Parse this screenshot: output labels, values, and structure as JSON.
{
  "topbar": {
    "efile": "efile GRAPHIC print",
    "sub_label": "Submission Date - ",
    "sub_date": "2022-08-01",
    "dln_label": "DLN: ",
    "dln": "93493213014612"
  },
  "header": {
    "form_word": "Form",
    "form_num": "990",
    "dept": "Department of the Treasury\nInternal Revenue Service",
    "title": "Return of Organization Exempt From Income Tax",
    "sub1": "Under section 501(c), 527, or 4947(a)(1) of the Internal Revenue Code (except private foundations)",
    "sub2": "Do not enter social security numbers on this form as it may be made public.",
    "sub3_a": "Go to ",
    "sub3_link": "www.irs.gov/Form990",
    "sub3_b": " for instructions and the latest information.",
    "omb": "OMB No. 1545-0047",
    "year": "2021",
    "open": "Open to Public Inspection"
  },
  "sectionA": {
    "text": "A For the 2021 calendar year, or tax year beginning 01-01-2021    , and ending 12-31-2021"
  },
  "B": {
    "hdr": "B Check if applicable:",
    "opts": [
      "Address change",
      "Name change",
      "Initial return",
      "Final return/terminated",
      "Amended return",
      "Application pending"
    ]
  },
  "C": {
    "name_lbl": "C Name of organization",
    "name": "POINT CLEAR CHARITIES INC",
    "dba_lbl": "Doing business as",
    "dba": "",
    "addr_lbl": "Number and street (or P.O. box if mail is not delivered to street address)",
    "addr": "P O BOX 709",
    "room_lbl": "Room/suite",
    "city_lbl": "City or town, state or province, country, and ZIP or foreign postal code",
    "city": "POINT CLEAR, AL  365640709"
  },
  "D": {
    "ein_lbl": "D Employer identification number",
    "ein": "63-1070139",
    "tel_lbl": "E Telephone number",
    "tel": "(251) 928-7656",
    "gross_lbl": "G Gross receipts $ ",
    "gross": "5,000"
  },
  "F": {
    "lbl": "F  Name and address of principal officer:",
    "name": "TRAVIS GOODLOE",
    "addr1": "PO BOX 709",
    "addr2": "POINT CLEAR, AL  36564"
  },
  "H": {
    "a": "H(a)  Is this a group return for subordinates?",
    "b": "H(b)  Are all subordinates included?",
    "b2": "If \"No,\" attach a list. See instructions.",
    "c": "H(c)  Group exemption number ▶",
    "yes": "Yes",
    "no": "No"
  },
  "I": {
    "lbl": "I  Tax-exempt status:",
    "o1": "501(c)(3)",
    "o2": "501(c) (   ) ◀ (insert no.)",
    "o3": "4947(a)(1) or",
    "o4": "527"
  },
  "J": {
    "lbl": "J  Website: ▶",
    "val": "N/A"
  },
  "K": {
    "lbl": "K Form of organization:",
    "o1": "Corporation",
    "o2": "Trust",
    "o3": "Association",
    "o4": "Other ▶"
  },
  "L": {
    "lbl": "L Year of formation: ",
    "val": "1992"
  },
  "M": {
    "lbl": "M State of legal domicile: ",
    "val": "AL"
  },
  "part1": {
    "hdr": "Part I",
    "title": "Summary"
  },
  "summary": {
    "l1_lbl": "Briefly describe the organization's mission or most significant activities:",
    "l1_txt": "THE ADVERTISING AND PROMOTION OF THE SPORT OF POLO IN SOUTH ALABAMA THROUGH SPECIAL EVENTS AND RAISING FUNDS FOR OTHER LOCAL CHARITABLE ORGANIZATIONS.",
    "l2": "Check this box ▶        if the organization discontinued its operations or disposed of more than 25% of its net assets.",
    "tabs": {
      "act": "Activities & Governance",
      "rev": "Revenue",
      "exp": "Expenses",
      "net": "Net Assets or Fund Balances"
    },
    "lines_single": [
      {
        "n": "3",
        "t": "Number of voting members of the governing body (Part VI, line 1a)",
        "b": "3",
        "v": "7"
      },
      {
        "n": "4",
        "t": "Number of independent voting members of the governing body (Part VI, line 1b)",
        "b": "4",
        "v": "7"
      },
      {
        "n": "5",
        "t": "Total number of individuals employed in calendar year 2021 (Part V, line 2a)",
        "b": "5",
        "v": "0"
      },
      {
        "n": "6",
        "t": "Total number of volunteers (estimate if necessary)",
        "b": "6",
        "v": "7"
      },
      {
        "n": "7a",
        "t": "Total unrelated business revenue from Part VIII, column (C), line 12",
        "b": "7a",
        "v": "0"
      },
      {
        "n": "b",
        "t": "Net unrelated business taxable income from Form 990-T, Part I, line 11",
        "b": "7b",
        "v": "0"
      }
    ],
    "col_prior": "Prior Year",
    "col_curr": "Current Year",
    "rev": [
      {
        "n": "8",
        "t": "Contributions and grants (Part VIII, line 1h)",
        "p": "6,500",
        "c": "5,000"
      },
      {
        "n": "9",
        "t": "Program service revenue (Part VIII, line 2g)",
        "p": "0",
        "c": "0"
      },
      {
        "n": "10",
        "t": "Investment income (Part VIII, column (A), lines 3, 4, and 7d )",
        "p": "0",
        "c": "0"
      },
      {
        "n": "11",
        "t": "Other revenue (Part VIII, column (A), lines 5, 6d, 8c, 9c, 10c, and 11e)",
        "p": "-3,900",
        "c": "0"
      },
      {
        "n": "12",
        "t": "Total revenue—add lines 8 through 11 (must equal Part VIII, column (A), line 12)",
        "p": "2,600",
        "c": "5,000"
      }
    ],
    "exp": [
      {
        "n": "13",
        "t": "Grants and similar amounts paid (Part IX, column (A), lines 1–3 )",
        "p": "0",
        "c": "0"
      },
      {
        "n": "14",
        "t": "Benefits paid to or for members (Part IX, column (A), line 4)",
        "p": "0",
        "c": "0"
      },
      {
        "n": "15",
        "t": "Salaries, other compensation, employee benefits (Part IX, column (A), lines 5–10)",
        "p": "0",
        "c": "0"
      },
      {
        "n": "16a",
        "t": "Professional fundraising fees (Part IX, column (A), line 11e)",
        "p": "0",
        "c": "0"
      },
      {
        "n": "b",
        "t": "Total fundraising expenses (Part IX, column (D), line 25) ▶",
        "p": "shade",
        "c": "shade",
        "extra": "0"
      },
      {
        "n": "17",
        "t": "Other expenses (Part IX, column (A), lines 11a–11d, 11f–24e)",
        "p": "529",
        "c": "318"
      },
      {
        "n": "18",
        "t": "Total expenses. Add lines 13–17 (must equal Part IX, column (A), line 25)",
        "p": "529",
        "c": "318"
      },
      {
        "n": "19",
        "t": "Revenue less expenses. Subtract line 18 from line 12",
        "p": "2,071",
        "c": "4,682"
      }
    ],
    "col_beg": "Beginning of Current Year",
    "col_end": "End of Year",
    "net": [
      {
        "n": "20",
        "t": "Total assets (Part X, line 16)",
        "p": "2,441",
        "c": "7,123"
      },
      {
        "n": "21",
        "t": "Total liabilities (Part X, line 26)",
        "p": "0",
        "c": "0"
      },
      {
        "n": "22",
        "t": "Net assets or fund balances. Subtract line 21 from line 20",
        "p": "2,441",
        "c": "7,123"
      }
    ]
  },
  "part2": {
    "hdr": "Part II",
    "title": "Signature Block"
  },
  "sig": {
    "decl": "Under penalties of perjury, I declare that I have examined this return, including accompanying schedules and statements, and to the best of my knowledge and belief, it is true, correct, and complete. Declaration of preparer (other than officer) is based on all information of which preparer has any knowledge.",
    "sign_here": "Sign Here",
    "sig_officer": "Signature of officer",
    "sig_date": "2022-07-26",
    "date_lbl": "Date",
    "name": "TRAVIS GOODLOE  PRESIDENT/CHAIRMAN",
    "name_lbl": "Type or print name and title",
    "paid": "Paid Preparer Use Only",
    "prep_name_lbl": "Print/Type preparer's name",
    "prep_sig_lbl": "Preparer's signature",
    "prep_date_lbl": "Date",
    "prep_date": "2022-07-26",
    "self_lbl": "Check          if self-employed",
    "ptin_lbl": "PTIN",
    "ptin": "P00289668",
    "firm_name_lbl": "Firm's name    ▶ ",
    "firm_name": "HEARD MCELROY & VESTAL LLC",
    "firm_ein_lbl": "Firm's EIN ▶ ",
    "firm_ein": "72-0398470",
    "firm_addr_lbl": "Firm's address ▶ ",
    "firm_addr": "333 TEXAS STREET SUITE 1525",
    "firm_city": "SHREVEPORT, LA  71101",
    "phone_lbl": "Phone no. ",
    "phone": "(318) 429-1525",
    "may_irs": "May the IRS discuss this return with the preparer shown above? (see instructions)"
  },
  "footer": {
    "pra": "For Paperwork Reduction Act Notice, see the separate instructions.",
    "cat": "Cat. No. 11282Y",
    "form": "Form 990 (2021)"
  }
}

→ **EXERCISE TASK**:
From the data above, copy out every line with the string "voting" in it.

→ **THE REPLY**:
        "t": "Number of voting members of the governing body (Part VI, line 1a)",
        "t": "Number of independent voting members of the governing body (Part VI, line 1b)",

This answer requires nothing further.